Task directions:
Under this task are some entries; return every one of them exactly.

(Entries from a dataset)
▶
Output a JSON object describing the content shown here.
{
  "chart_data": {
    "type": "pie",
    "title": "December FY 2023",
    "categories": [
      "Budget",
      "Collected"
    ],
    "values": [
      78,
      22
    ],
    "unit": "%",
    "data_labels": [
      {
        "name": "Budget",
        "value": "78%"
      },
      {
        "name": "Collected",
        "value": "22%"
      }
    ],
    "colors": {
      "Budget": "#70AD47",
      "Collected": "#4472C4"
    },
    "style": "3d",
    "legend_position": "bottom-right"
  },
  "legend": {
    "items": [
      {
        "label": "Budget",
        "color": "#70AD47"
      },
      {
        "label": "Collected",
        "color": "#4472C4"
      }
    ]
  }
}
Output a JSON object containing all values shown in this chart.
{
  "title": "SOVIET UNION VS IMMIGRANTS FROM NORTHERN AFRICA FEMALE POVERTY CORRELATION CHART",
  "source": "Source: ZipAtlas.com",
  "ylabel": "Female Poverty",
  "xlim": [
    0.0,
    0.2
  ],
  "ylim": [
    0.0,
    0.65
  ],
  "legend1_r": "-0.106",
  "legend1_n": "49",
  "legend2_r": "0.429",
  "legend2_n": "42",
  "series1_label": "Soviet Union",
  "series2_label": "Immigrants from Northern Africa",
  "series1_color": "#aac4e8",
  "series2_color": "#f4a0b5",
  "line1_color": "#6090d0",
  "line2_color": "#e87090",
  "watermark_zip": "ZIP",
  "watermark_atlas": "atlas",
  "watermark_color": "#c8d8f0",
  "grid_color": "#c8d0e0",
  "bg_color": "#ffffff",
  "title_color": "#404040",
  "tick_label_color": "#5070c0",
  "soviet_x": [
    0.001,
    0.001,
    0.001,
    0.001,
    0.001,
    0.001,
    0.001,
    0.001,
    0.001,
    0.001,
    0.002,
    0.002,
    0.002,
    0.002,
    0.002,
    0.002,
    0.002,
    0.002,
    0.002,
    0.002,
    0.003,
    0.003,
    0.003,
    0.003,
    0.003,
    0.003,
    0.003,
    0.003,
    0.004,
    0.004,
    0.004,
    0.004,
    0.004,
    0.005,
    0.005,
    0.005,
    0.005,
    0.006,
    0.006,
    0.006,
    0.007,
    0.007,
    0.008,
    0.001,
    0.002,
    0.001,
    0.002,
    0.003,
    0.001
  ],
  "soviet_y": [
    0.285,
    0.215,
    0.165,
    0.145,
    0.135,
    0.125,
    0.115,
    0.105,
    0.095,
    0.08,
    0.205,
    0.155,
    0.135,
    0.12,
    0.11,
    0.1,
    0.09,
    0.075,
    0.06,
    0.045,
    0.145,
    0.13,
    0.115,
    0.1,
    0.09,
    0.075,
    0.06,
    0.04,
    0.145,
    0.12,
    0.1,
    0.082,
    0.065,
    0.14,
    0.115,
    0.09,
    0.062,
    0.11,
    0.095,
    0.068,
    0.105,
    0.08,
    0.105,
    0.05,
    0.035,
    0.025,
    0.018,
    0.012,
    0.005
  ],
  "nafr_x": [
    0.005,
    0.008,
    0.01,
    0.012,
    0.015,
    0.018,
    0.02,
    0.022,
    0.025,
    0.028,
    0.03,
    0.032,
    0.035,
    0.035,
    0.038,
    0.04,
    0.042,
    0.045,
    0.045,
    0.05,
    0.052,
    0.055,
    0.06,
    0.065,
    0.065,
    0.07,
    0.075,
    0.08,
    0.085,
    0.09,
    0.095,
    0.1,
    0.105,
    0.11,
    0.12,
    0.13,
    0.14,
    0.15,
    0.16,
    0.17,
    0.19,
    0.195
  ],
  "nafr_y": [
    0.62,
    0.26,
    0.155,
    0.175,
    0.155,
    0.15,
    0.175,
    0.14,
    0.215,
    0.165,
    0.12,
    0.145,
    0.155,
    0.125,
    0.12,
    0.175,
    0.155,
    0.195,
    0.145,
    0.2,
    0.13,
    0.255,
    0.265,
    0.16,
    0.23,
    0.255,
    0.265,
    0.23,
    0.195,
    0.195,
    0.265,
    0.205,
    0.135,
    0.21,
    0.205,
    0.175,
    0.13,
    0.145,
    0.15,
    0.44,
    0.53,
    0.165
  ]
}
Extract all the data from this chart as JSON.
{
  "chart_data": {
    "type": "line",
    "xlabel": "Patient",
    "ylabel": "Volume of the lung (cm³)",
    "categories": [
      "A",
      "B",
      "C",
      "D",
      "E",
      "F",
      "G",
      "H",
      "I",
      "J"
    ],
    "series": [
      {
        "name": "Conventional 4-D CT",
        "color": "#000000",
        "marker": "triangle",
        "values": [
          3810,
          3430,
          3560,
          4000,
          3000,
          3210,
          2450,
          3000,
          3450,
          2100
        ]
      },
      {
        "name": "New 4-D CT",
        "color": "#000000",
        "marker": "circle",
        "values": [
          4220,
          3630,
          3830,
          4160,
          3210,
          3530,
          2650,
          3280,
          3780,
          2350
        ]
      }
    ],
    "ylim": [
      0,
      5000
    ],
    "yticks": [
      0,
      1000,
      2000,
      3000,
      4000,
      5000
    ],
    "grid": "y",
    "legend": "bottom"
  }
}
◀
Response to the task:
Output a JSON object describing the content shown here.
{
  "chart_data": {
    "type": "pie",
    "title": "December FY 2023",
    "categories": [
      "Budget",
      "Collected"
    ],
    "values": [
      78,
      22
    ],
    "unit": "%",
    "data_labels": [
      {
        "name": "Budget",
        "value": "78%"
      },
      {
        "name": "Collected",
        "value": "22%"
      }
    ],
    "colors": {
      "Budget": "#70AD47",
      "Collected": "#4472C4"
    },
    "style": "3d",
    "legend_position": "bottom-right"
  },
  "legend": {
    "items": [
      {
        "label": "Budget",
        "color": "#70AD47"
      },
      {
        "label": "Collected",
        "color": "#4472C4"
      }
    ]
  }
}
Output a JSON object containing all values shown in this chart.
{
  "title": "SOVIET UNION VS IMMIGRANTS FROM NORTHERN AFRICA FEMALE POVERTY CORRELATION CHART",
  "source": "Source: ZipAtlas.com",
  "ylabel": "Female Poverty",
  "xlim": [
    0.0,
    0.2
  ],
  "ylim": [
    0.0,
    0.65
  ],
  "legend1_r": "-0.106",
  "legend1_n": "49",
  "legend2_r": "0.429",
  "legend2_n": "42",
  "series1_label": "Soviet Union",
  "series2_label": "Immigrants from Northern Africa",
  "series1_color": "#aac4e8",
  "series2_color": "#f4a0b5",
  "line1_color": "#6090d0",
  "line2_color": "#e87090",
  "watermark_zip": "ZIP",
  "watermark_atlas": "atlas",
  "watermark_color": "#c8d8f0",
  "grid_color": "#c8d0e0",
  "bg_color": "#ffffff",
  "title_color": "#404040",
  "tick_label_color": "#5070c0",
  "soviet_x": [
    0.001,
    0.001,
    0.001,
    0.001,
    0.001,
    0.001,
    0.001,
    0.001,
    0.001,
    0.001,
    0.002,
    0.002,
    0.002,
    0.002,
    0.002,
    0.002,
    0.002,
    0.002,
    0.002,
    0.002,
    0.003,
    0.003,
    0.003,
    0.003,
    0.003,
    0.003,
    0.003,
    0.003,
    0.004,
    0.004,
    0.004,
    0.004,
    0.004,
    0.005,
    0.005,
    0.005,
    0.005,
    0.006,
    0.006,
    0.006,
    0.007,
    0.007,
    0.008,
    0.001,
    0.002,
    0.001,
    0.002,
    0.003,
    0.001
  ],
  "soviet_y": [
    0.285,
    0.215,
    0.165,
    0.145,
    0.135,
    0.125,
    0.115,
    0.105,
    0.095,
    0.08,
    0.205,
    0.155,
    0.135,
    0.12,
    0.11,
    0.1,
    0.09,
    0.075,
    0.06,
    0.045,
    0.145,
    0.13,
    0.115,
    0.1,
    0.09,
    0.075,
    0.06,
    0.04,
    0.145,
    0.12,
    0.1,
    0.082,
    0.065,
    0.14,
    0.115,
    0.09,
    0.062,
    0.11,
    0.095,
    0.068,
    0.105,
    0.08,
    0.105,
    0.05,
    0.035,
    0.025,
    0.018,
    0.012,
    0.005
  ],
  "nafr_x": [
    0.005,
    0.008,
    0.01,
    0.012,
    0.015,
    0.018,
    0.02,
    0.022,
    0.025,
    0.028,
    0.03,
    0.032,
    0.035,
    0.035,
    0.038,
    0.04,
    0.042,
    0.045,
    0.045,
    0.05,
    0.052,
    0.055,
    0.06,
    0.065,
    0.065,
    0.07,
    0.075,
    0.08,
    0.085,
    0.09,
    0.095,
    0.1,
    0.105,
    0.11,
    0.12,
    0.13,
    0.14,
    0.15,
    0.16,
    0.17,
    0.19,
    0.195
  ],
  "nafr_y": [
    0.62,
    0.26,
    0.155,
    0.175,
    0.155,
    0.15,
    0.175,
    0.14,
    0.215,
    0.165,
    0.12,
    0.145,
    0.155,
    0.125,
    0.12,
    0.175,
    0.155,
    0.195,
    0.145,
    0.2,
    0.13,
    0.255,
    0.265,
    0.16,
    0.23,
    0.255,
    0.265,
    0.23,
    0.195,
    0.195,
    0.265,
    0.205,
    0.135,
    0.21,
    0.205,
    0.175,
    0.13,
    0.145,
    0.15,
    0.44,
    0.53,
    0.165
  ]
}
Extract all the data from this chart as JSON.
{
  "chart_data": {
    "type": "line",
    "xlabel": "Patient",
    "ylabel": "Volume of the lung (cm³)",
    "categories": [
      "A",
      "B",
      "C",
      "D",
      "E",
      "F",
      "G",
      "H",
      "I",
      "J"
    ],
    "series": [
      {
        "name": "Conventional 4-D CT",
        "color": "#000000",
        "marker": "triangle",
        "values": [
          3810,
          3430,
          3560,
          4000,
          3000,
          3210,
          2450,
          3000,
          3450,
          2100
        ]
      },
      {
        "name": "New 4-D CT",
        "color": "#000000",
        "marker": "circle",
        "values": [
          4220,
          3630,
          3830,
          4160,
          3210,
          3530,
          2650,
          3280,
          3780,
          2350
        ]
      }
    ],
    "ylim": [
      0,
      5000
    ],
    "yticks": [
      0,
      1000,
      2000,
      3000,
      4000,
      5000
    ],
    "grid": "y",
    "legend": "bottom"
  }
}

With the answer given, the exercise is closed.